To do: Transcribe every line exactly. Leave the pictures behind.

Supplied data:
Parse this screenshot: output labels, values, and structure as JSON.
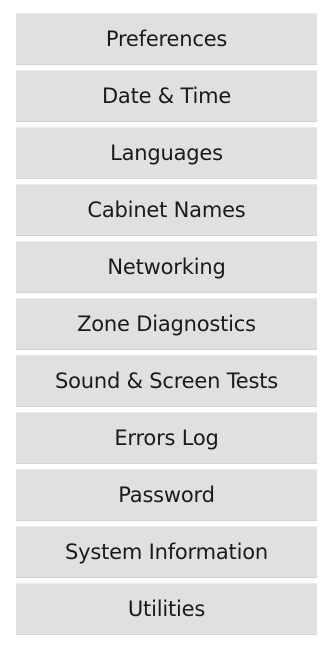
{
  "menu": {
    "items": [
      {
        "label": "Preferences"
      },
      {
        "label": "Date & Time"
      },
      {
        "label": "Languages"
      },
      {
        "label": "Cabinet Names"
      },
      {
        "label": "Networking"
      },
      {
        "label": "Zone Diagnostics"
      },
      {
        "label": "Sound & Screen Tests"
      },
      {
        "label": "Errors Log"
      },
      {
        "label": "Password"
      },
      {
        "label": "System Information"
      },
      {
        "label": "Utilities"
      }
    ]
  }
}
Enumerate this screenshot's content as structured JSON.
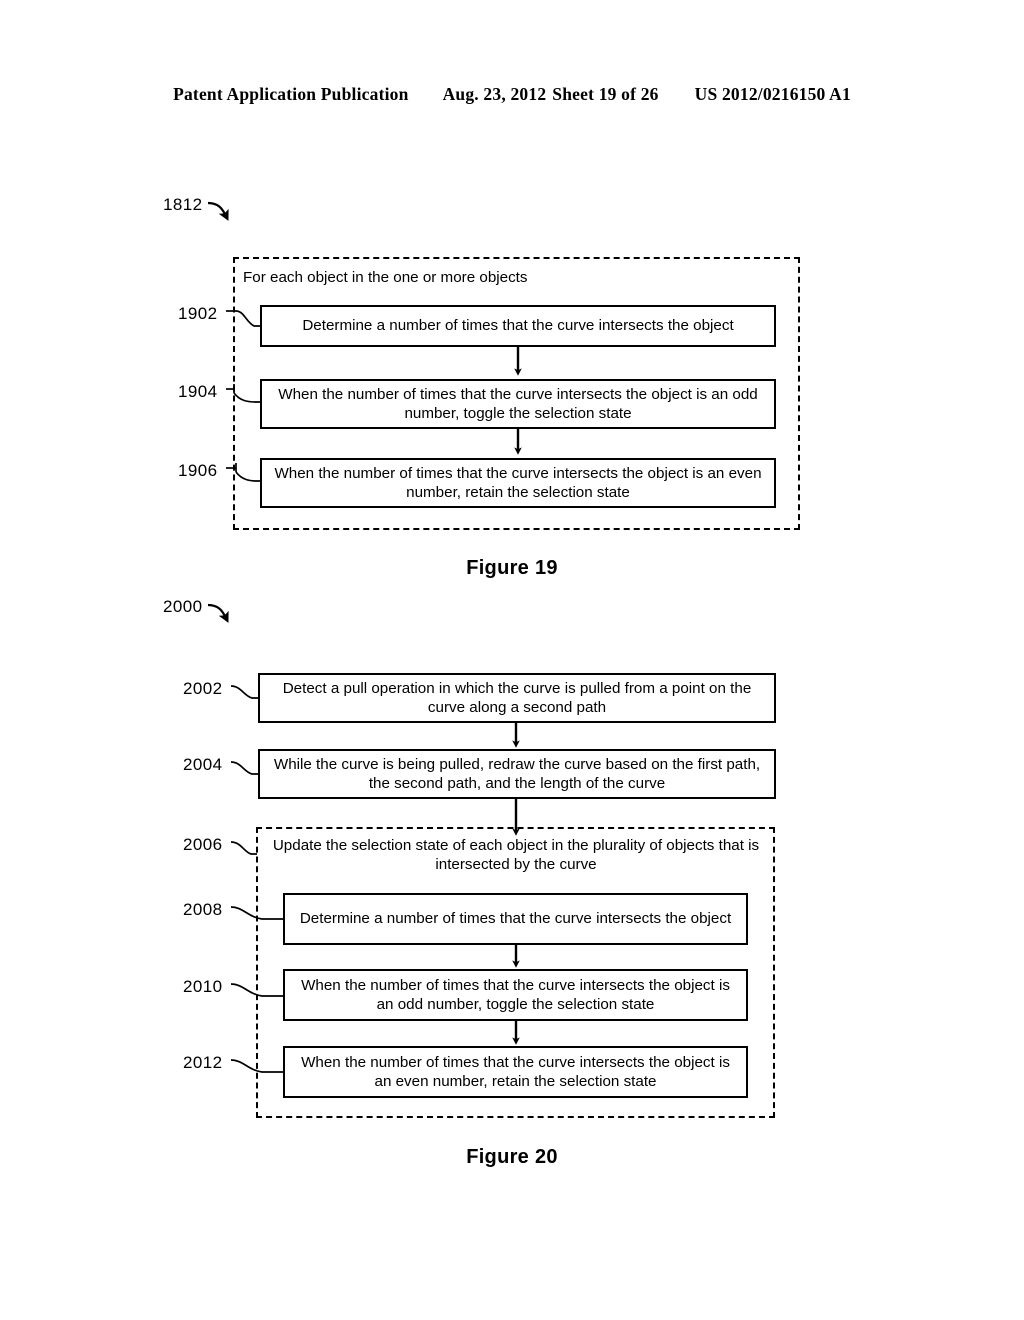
{
  "header": {
    "publication": "Patent Application Publication",
    "date": "Aug. 23, 2012",
    "sheet": "Sheet 19 of 26",
    "patent_number": "US 2012/0216150 A1"
  },
  "figure19": {
    "caption": "Figure 19",
    "flow_ref": "1812",
    "group_heading": "For each object in the one or more objects",
    "steps": [
      {
        "ref": "1902",
        "text": "Determine a number of times that the curve intersects the object"
      },
      {
        "ref": "1904",
        "text": "When the number of times that the curve intersects the object is an odd number, toggle the selection state"
      },
      {
        "ref": "1906",
        "text": "When the number of times that the curve intersects the object is an even number, retain the selection state"
      }
    ]
  },
  "figure20": {
    "caption": "Figure 20",
    "flow_ref": "2000",
    "steps": [
      {
        "ref": "2002",
        "text": "Detect a pull operation in which the curve is pulled from a point on the curve along a second path"
      },
      {
        "ref": "2004",
        "text": "While the curve is being pulled, redraw the curve based on the first path, the second path, and the length of the curve"
      }
    ],
    "group_ref": "2006",
    "group_heading": "Update the selection state of each object in the plurality of objects that is intersected by the curve",
    "group_steps": [
      {
        "ref": "2008",
        "text": "Determine a number of times that the curve intersects the object"
      },
      {
        "ref": "2010",
        "text": "When the number of times that the curve intersects the object is an odd number, toggle the selection state"
      },
      {
        "ref": "2012",
        "text": "When the number of times that the curve intersects the object is an even number, retain the selection state"
      }
    ]
  },
  "colors": {
    "ink": "#000000",
    "paper": "#ffffff"
  }
}
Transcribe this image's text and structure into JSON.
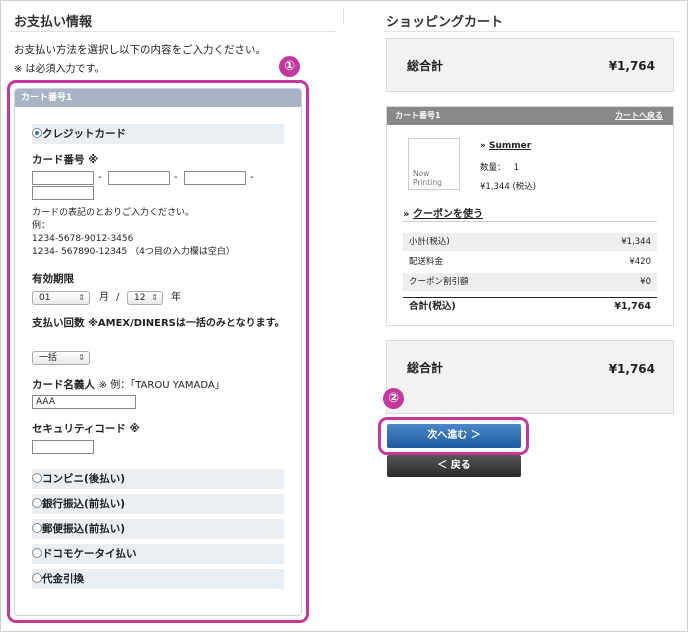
{
  "payment": {
    "title": "お支払い情報",
    "intro": "お支払い方法を選択し以下の内容をご入力ください。",
    "required_note": "※ は必須入力です。",
    "callout_1": "①",
    "tab_label": "カート番号1",
    "credit_card_label": "クレジットカード",
    "card_number_label": "カード番号 ※",
    "card_number_dash": "-",
    "card_number_note": "カードの表記のとおりご入力ください。",
    "example_label": "例：",
    "example_1": "1234-5678-9012-3456",
    "example_2": "1234- 567890-12345 （4つ目の入力欄は空白）",
    "expiry_label": "有効期限",
    "expiry_month": "01",
    "expiry_month_unit": "月",
    "expiry_sep": "/",
    "expiry_year": "12",
    "expiry_year_unit": "年",
    "installment_label": "支払い回数",
    "installment_note": "※AMEX/DINERSは一括のみとなります。",
    "installment_value": "一括",
    "cardholder_label": "カード名義人",
    "cardholder_example": "※ 例：「TAROU YAMADA」",
    "cardholder_value": "AAA",
    "security_label": "セキュリティコード ※",
    "methods": [
      "コンビニ(後払い)",
      "銀行振込(前払い)",
      "郵便振込(前払い)",
      "ドコモケータイ払い",
      "代金引換"
    ]
  },
  "cart": {
    "title": "ショッピングカート",
    "total_label": "総合計",
    "total_value": "¥1,764",
    "cart_header": "カート番号1",
    "back_to_cart": "カートへ戻る",
    "thumb_text_1": "Now",
    "thumb_text_2": "Printing",
    "item_name": "Summer",
    "quantity_label": "数量：",
    "quantity_value": "1",
    "item_price": "¥1,344 (税込)",
    "coupon_link": "クーポンを使う",
    "rows": [
      {
        "label": "小計(税込)",
        "value": "¥1,344"
      },
      {
        "label": "配送料金",
        "value": "¥420"
      },
      {
        "label": "クーポン割引額",
        "value": "¥0"
      }
    ],
    "grand_label": "合計(税込)",
    "grand_value": "¥1,764",
    "callout_2": "②",
    "next_button": "次へ進む ＞",
    "back_button": "＜ 戻る"
  },
  "colors": {
    "accent": "#c2389c",
    "next_button": "#1f5aa0",
    "tab": "#a6b4c3"
  }
}
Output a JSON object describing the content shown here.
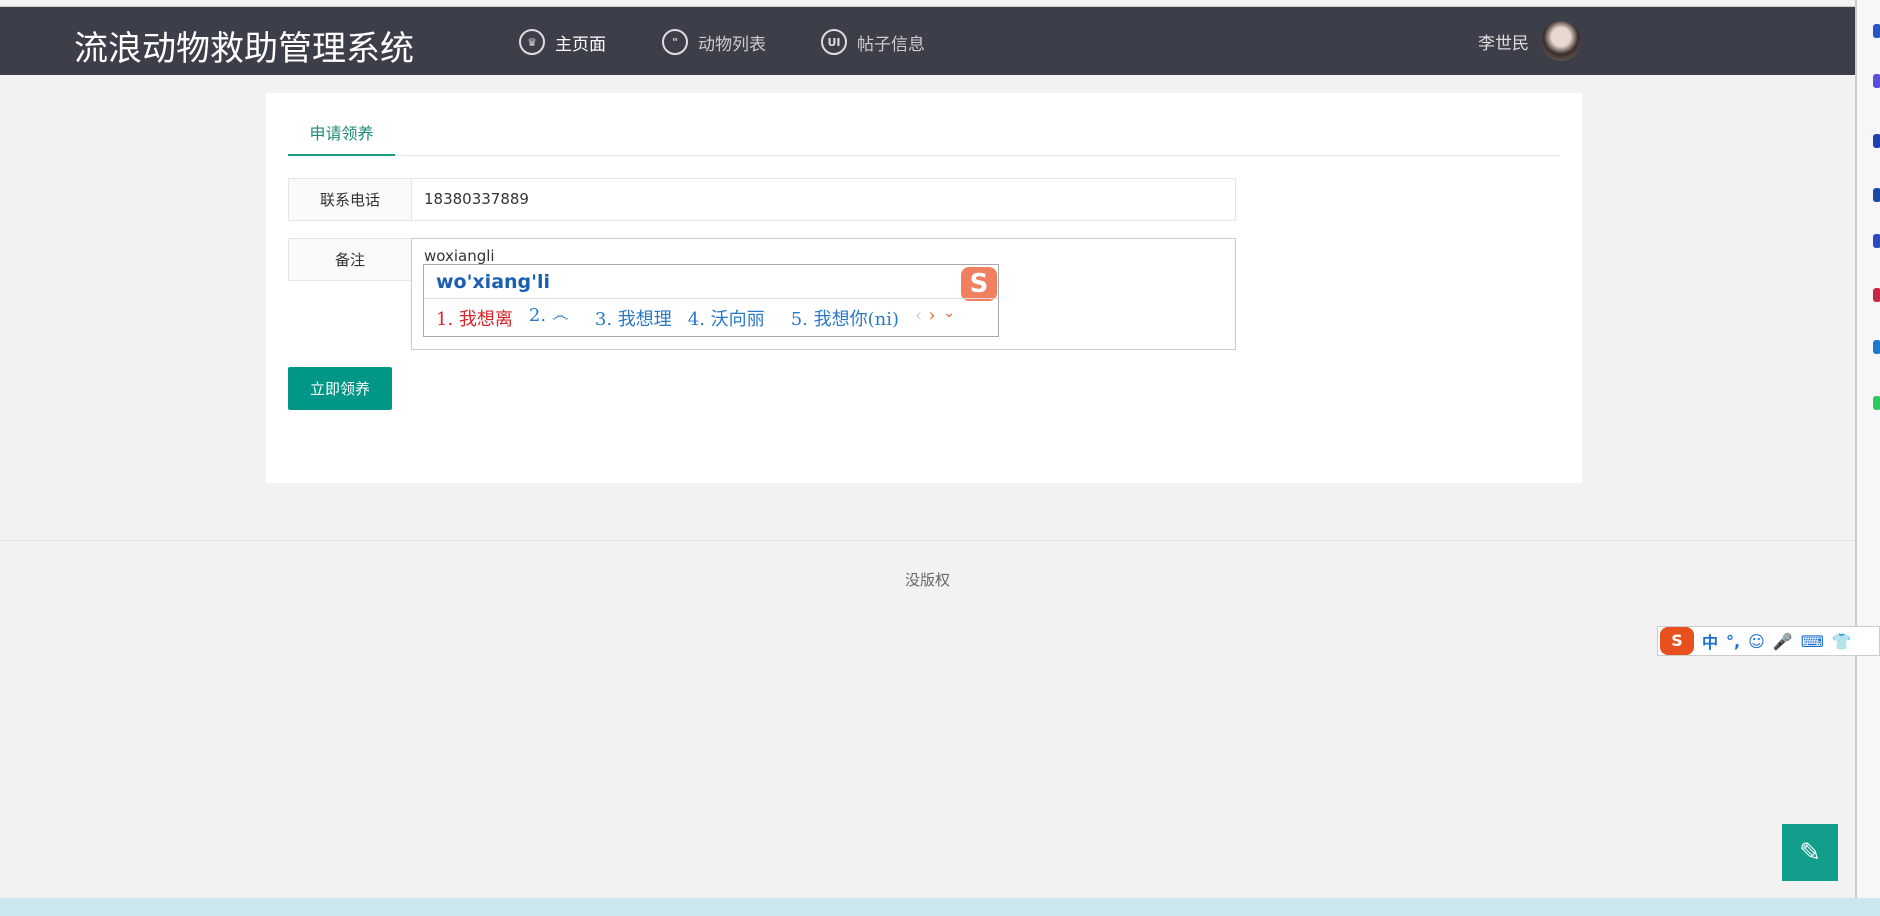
{
  "header": {
    "title": "流浪动物救助管理系统",
    "nav": [
      {
        "label": "主页面",
        "icon": "crown-icon"
      },
      {
        "label": "动物列表",
        "icon": "chat-icon"
      },
      {
        "label": "帖子信息",
        "icon": "ui-icon"
      }
    ],
    "user": "李世民"
  },
  "tab": "申请领养",
  "form": {
    "phone_label": "联系电话",
    "phone_value": "18380337889",
    "note_label": "备注",
    "note_value": "woxiangli",
    "submit": "立即领养"
  },
  "ime": {
    "pinyin": "wo'xiang'li",
    "candidates": [
      "1. 我想离",
      "2. ෴",
      "3. 我想理",
      "4. 沃向丽",
      "5. 我想你(ni)"
    ],
    "logo": "S",
    "toolbar": [
      "中",
      "°,",
      "☺",
      "🎤",
      "⌨",
      "👕"
    ]
  },
  "footer": "没版权",
  "colors": {
    "header": "#3c3f4a",
    "accent": "#009688"
  }
}
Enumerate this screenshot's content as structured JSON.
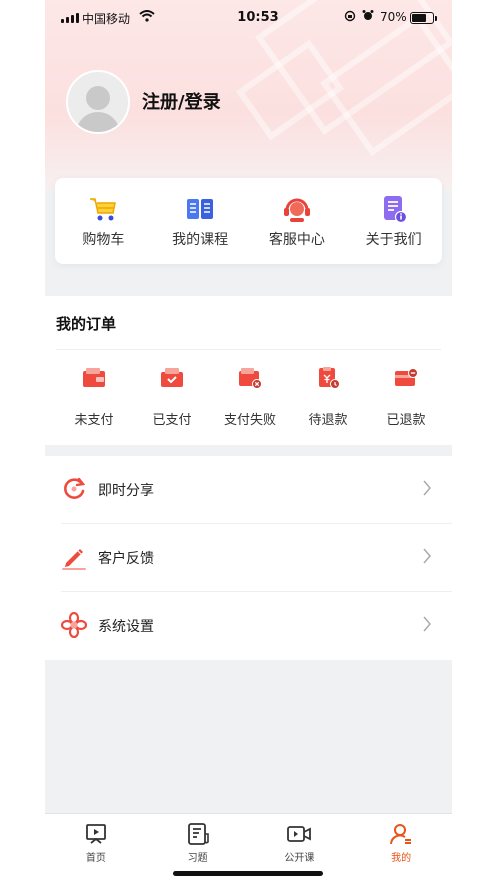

Result for this task:
Parse this screenshot: output labels, values, and structure as JSON.
{
  "menu": {
    "items": [
      {
        "label": "Preferences"
      },
      {
        "label": "Date & Time"
      },
      {
        "label": "Languages"
      },
      {
        "label": "Cabinet Names"
      },
      {
        "label": "Networking"
      },
      {
        "label": "Zone Diagnostics"
      },
      {
        "label": "Sound & Screen Tests"
      },
      {
        "label": "Errors Log"
      },
      {
        "label": "Password"
      },
      {
        "label": "System Information"
      },
      {
        "label": "Utilities"
      }
    ]
  }
}
Enumerate this screenshot's content as structured JSON.
{
  "header": {
    "publication": "Patent Application Publication",
    "date": "Aug. 23, 2012",
    "sheet": "Sheet 19 of 26",
    "patent_number": "US 2012/0216150 A1"
  },
  "figure19": {
    "caption": "Figure 19",
    "flow_ref": "1812",
    "group_heading": "For each object in the one or more objects",
    "steps": [
      {
        "ref": "1902",
        "text": "Determine a number of times that the curve intersects the object"
      },
      {
        "ref": "1904",
        "text": "When the number of times that the curve intersects the object is an odd number, toggle the selection state"
      },
      {
        "ref": "1906",
        "text": "When the number of times that the curve intersects the object is an even number, retain the selection state"
      }
    ]
  },
  "figure20": {
    "caption": "Figure 20",
    "flow_ref": "2000",
    "steps": [
      {
        "ref": "2002",
        "text": "Detect a pull operation in which the curve is pulled from a point on the curve along a second path"
      },
      {
        "ref": "2004",
        "text": "While the curve is being pulled, redraw the curve based on the first path, the second path, and the length of the curve"
      }
    ],
    "group_ref": "2006",
    "group_heading": "Update the selection state of each object in the plurality of objects that is intersected by the curve",
    "group_steps": [
      {
        "ref": "2008",
        "text": "Determine a number of times that the curve intersects the object"
      },
      {
        "ref": "2010",
        "text": "When the number of times that the curve intersects the object is an odd number, toggle the selection state"
      },
      {
        "ref": "2012",
        "text": "When the number of times that the curve intersects the object is an even number, retain the selection state"
      }
    ]
  },
  "colors": {
    "ink": "#000000",
    "paper": "#ffffff"
  }
}
Transcribe this image's text and structure into JSON.
{
  "payment": {
    "title": "お支払い情報",
    "intro": "お支払い方法を選択し以下の内容をご入力ください。",
    "required_note": "※ は必須入力です。",
    "callout_1": "①",
    "tab_label": "カート番号1",
    "credit_card_label": "クレジットカード",
    "card_number_label": "カード番号 ※",
    "card_number_dash": "-",
    "card_number_note": "カードの表記のとおりご入力ください。",
    "example_label": "例：",
    "example_1": "1234-5678-9012-3456",
    "example_2": "1234- 567890-12345 （4つ目の入力欄は空白）",
    "expiry_label": "有効期限",
    "expiry_month": "01",
    "expiry_month_unit": "月",
    "expiry_sep": "/",
    "expiry_year": "12",
    "expiry_year_unit": "年",
    "installment_label": "支払い回数",
    "installment_note": "※AMEX/DINERSは一括のみとなります。",
    "installment_value": "一括",
    "cardholder_label": "カード名義人",
    "cardholder_example": "※ 例：「TAROU YAMADA」",
    "cardholder_value": "AAA",
    "security_label": "セキュリティコード ※",
    "methods": [
      "コンビニ(後払い)",
      "銀行振込(前払い)",
      "郵便振込(前払い)",
      "ドコモケータイ払い",
      "代金引換"
    ]
  },
  "cart": {
    "title": "ショッピングカート",
    "total_label": "総合計",
    "total_value": "¥1,764",
    "cart_header": "カート番号1",
    "back_to_cart": "カートへ戻る",
    "thumb_text_1": "Now",
    "thumb_text_2": "Printing",
    "item_name": "Summer",
    "quantity_label": "数量：",
    "quantity_value": "1",
    "item_price": "¥1,344 (税込)",
    "coupon_link": "クーポンを使う",
    "rows": [
      {
        "label": "小計(税込)",
        "value": "¥1,344"
      },
      {
        "label": "配送料金",
        "value": "¥420"
      },
      {
        "label": "クーポン割引額",
        "value": "¥0"
      }
    ],
    "grand_label": "合計(税込)",
    "grand_value": "¥1,764",
    "callout_2": "②",
    "next_button": "次へ進む ＞",
    "back_button": "＜ 戻る"
  },
  "colors": {
    "accent": "#c2389c",
    "next_button": "#1f5aa0",
    "tab": "#a6b4c3"
  }
}
Output a JSON object describing the content shown here.
{
  "header": {
    "title": "流浪动物救助管理系统",
    "nav": [
      {
        "label": "主页面",
        "icon": "crown-icon"
      },
      {
        "label": "动物列表",
        "icon": "chat-icon"
      },
      {
        "label": "帖子信息",
        "icon": "ui-icon"
      }
    ],
    "user": "李世民"
  },
  "tab": "申请领养",
  "form": {
    "phone_label": "联系电话",
    "phone_value": "18380337889",
    "note_label": "备注",
    "note_value": "woxiangli",
    "submit": "立即领养"
  },
  "ime": {
    "pinyin": "wo'xiang'li",
    "candidates": [
      "1. 我想离",
      "2. ෴",
      "3. 我想理",
      "4. 沃向丽",
      "5. 我想你(ni)"
    ],
    "logo": "S",
    "toolbar": [
      "中",
      "°,",
      "☺",
      "🎤",
      "⌨",
      "👕"
    ]
  },
  "footer": "没版权",
  "colors": {
    "header": "#3c3f4a",
    "accent": "#009688"
  }
}
Enumerate this screenshot's content as structured JSON.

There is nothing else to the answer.